(Stored items from a collection)
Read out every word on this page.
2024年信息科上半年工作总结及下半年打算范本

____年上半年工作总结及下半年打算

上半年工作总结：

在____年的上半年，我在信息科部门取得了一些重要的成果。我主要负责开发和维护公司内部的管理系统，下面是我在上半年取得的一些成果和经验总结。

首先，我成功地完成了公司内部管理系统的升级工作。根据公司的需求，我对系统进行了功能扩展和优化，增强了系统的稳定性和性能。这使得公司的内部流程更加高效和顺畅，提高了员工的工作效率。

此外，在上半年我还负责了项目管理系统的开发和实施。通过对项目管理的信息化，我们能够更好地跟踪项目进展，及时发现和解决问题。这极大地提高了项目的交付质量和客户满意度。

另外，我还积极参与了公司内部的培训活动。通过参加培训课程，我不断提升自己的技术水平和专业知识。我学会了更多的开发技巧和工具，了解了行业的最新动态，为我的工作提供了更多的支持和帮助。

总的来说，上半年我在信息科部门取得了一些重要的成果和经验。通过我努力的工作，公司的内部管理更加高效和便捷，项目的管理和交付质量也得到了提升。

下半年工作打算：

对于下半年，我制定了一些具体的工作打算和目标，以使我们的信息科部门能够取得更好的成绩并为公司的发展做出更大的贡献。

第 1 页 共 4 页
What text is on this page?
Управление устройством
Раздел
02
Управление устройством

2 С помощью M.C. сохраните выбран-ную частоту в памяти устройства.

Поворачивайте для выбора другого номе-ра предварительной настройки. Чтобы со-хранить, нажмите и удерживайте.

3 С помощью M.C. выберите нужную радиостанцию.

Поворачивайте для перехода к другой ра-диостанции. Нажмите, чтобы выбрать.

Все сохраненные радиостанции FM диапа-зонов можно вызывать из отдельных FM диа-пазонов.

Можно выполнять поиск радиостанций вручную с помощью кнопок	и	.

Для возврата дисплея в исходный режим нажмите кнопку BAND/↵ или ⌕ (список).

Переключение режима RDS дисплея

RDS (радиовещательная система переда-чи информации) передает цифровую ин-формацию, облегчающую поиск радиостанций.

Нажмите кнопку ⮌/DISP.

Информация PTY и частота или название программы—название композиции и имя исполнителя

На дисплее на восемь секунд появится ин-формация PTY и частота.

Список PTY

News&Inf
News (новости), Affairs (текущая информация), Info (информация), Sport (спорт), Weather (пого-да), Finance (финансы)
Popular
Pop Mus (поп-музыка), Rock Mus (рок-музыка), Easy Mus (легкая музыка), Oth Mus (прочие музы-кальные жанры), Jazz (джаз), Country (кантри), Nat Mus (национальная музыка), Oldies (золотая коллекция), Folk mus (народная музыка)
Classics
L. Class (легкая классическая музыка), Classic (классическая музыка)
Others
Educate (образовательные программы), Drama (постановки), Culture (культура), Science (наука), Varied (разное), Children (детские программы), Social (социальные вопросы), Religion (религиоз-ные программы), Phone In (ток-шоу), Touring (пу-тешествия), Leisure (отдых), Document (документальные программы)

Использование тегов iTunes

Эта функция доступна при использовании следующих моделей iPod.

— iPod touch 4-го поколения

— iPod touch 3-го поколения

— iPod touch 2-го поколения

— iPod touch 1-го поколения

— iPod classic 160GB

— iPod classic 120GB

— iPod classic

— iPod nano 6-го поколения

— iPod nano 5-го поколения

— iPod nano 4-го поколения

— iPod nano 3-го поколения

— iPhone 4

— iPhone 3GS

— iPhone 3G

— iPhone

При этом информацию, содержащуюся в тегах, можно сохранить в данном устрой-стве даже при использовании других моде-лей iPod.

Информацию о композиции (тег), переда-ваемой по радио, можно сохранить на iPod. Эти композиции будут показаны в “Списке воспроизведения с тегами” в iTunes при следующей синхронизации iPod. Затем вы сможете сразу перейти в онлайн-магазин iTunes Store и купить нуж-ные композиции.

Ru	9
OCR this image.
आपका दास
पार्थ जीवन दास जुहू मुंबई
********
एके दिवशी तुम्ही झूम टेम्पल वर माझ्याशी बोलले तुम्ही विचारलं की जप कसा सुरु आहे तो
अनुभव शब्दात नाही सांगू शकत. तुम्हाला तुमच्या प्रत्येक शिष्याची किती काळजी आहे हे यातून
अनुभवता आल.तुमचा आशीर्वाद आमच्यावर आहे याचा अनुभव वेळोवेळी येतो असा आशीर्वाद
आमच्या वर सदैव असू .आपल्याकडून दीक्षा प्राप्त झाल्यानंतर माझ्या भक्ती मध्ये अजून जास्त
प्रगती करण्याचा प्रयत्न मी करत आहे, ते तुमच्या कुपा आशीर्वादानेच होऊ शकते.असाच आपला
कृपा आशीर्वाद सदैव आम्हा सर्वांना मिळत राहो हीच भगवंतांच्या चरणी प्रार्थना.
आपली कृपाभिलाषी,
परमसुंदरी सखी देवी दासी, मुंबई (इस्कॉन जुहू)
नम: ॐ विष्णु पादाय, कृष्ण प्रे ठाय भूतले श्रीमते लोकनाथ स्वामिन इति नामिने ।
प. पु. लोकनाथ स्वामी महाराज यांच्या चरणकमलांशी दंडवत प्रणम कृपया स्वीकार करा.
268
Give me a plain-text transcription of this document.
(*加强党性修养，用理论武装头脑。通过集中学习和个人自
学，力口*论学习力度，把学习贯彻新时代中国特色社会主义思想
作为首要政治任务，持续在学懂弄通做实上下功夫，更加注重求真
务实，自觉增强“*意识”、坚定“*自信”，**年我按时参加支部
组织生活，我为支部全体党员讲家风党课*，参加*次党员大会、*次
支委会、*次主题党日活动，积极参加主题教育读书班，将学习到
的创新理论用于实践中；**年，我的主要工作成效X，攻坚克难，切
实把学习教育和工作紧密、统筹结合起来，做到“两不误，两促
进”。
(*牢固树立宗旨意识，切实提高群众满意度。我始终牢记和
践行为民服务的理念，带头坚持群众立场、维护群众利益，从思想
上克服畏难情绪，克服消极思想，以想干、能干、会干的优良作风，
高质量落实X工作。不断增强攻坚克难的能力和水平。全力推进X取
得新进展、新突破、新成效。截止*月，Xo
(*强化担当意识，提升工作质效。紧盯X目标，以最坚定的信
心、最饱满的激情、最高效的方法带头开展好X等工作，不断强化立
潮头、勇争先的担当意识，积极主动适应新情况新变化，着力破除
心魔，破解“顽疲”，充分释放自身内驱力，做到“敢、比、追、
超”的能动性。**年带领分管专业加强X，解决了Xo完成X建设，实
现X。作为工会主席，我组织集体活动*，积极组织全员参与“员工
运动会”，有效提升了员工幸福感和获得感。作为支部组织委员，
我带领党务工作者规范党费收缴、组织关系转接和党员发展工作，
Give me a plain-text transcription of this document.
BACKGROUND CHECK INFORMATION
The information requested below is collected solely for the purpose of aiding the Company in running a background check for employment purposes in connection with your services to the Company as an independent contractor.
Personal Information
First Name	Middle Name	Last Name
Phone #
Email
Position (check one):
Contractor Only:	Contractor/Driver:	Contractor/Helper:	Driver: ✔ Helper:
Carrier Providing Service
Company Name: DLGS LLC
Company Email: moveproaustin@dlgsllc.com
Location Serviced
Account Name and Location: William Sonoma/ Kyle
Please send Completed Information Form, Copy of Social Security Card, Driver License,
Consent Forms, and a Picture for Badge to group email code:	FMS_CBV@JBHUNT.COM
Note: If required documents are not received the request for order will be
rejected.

→ **What the task asks**: Whichever lines contain the string "News", select and copy them.

→ **Exercise result**:
News&Inf
News (новости), Affairs (текущая информация), Info (информация), Sport (спорт), Weather (пого-да), Finance (финансы)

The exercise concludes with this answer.